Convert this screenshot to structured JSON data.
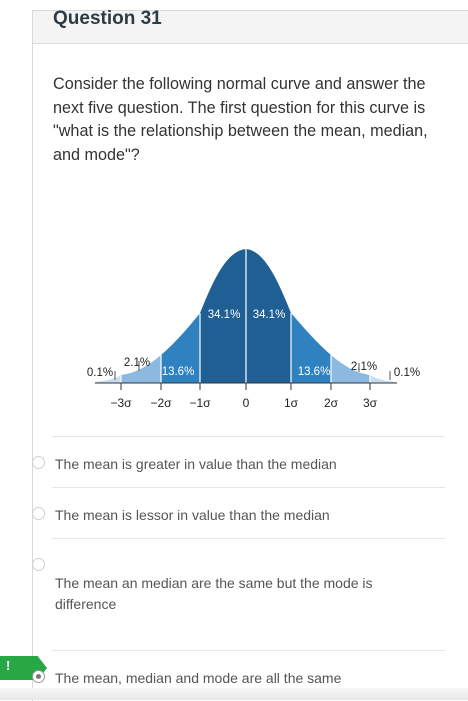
{
  "header": {
    "question_title": "Question 31"
  },
  "question": {
    "text": "Consider the following normal curve and answer the next five question.  The first question for this curve is \"what is the relationship between the mean, median, and mode\"?"
  },
  "figure": {
    "center_labels": [
      "34.1%",
      "34.1%"
    ],
    "inner_labels": [
      "13.6%",
      "13.6%"
    ],
    "outer_labels": [
      "2.1%",
      "2.1%"
    ],
    "tail_labels": [
      "0.1%",
      "0.1%"
    ],
    "axis_ticks": [
      "−3σ",
      "−2σ",
      "−1σ",
      "0",
      "1σ",
      "2σ",
      "3σ"
    ],
    "colors": {
      "center": "#1f5f93",
      "inner": "#2f82bf",
      "outer": "#8cb9e0",
      "tail": "#c6ddf2",
      "line": "#ffffff"
    }
  },
  "options": [
    {
      "label": "The mean is greater in value than the median",
      "selected": false
    },
    {
      "label": "The mean is lessor in value than the median",
      "selected": false
    },
    {
      "label": "The mean an median are the same but the mode is difference",
      "selected": false
    },
    {
      "label": "The mean, median and mode are all the same",
      "selected": true
    }
  ]
}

[Exercise instructions]:
The material above must be printed exactly, with its pictures left out.

[Written solution]:
Convert this screenshot to structured JSON data.
{
  "header": {
    "question_title": "Question 31"
  },
  "question": {
    "text": "Consider the following normal curve and answer the next five question.  The first question for this curve is \"what is the relationship between the mean, median, and mode\"?"
  },
  "figure": {
    "center_labels": [
      "34.1%",
      "34.1%"
    ],
    "inner_labels": [
      "13.6%",
      "13.6%"
    ],
    "outer_labels": [
      "2.1%",
      "2.1%"
    ],
    "tail_labels": [
      "0.1%",
      "0.1%"
    ],
    "axis_ticks": [
      "−3σ",
      "−2σ",
      "−1σ",
      "0",
      "1σ",
      "2σ",
      "3σ"
    ],
    "colors": {
      "center": "#1f5f93",
      "inner": "#2f82bf",
      "outer": "#8cb9e0",
      "tail": "#c6ddf2",
      "line": "#ffffff"
    }
  },
  "options": [
    {
      "label": "The mean is greater in value than the median",
      "selected": false
    },
    {
      "label": "The mean is lessor in value than the median",
      "selected": false
    },
    {
      "label": "The mean an median are the same but the mode is difference",
      "selected": false
    },
    {
      "label": "The mean, median and mode are all the same",
      "selected": true
    }
  ]
}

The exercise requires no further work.